### Provided information
↓↓↓
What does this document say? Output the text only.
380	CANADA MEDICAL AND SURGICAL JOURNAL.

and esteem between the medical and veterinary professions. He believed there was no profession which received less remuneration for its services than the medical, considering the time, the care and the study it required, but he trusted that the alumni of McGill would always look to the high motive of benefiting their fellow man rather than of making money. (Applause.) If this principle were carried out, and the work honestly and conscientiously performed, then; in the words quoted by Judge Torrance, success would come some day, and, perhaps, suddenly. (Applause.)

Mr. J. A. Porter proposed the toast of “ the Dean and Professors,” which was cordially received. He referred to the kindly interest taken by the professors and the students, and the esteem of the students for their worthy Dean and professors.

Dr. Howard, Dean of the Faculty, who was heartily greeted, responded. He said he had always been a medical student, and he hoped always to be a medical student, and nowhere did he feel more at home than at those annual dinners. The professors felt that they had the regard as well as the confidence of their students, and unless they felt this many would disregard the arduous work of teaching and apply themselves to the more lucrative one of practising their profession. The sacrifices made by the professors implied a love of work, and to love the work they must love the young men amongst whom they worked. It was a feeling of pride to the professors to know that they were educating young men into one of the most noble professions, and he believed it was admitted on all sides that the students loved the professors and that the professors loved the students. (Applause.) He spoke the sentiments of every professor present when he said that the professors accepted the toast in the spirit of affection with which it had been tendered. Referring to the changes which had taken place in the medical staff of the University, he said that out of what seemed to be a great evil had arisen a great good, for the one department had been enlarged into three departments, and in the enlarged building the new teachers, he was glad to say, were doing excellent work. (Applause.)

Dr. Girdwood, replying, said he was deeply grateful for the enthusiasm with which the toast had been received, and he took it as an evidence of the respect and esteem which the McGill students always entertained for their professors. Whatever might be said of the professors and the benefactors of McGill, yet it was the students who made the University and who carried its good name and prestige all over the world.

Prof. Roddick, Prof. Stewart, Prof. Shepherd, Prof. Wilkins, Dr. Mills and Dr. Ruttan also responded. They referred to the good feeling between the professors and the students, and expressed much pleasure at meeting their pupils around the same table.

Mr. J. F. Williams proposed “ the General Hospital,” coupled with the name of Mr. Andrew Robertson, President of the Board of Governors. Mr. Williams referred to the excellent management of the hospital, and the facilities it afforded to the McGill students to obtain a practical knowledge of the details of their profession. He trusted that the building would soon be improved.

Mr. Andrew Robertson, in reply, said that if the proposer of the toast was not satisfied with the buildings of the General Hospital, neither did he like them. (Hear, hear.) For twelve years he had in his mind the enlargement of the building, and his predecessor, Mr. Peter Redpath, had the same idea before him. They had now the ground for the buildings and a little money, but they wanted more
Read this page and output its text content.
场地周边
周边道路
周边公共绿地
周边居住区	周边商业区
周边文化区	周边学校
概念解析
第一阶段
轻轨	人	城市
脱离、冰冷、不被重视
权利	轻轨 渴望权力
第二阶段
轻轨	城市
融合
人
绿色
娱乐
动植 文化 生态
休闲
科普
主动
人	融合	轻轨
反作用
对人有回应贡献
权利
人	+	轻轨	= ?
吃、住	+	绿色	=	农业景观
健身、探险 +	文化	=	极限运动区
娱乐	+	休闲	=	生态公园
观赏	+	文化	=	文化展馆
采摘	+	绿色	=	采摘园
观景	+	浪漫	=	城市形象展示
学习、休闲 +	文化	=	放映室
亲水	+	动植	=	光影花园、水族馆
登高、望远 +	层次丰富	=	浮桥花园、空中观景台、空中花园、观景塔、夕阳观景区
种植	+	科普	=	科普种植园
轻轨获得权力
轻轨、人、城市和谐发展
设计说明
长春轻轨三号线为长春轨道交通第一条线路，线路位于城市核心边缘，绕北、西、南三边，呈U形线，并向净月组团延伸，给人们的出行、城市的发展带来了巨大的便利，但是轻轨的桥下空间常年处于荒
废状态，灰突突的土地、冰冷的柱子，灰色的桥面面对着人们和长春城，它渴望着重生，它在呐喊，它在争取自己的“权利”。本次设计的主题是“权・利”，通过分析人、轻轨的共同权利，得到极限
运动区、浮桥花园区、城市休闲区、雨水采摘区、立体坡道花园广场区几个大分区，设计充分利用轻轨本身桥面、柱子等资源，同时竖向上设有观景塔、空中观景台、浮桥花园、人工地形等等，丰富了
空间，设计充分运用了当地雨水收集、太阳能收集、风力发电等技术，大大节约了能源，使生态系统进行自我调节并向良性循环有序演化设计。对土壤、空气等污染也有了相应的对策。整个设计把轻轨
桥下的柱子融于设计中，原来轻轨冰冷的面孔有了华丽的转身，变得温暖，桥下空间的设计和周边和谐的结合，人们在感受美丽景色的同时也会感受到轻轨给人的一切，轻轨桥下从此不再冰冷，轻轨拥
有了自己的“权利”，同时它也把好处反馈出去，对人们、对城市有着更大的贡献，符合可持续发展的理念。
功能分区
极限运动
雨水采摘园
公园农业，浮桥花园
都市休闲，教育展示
↑↑↑
### Prompt
Extract every line containing the string "proposed" from the material.

### Problem solution
Mr. J. A. Porter proposed the toast of “ the Dean and Professors,” which was cordially received. He referred to the kindly interest taken by the professors and the students, and the esteem of the students for their worthy Dean and professors.
Mr. J. F. Williams proposed “ the General Hospital,” coupled with the name of Mr. Andrew Robertson, President of the Board of Governors. Mr. Williams referred to the excellent management of the hospital, and the facilities it afforded to the McGill students to obtain a practical knowledge of the details of their profession. He trusted that the building would soon be improved.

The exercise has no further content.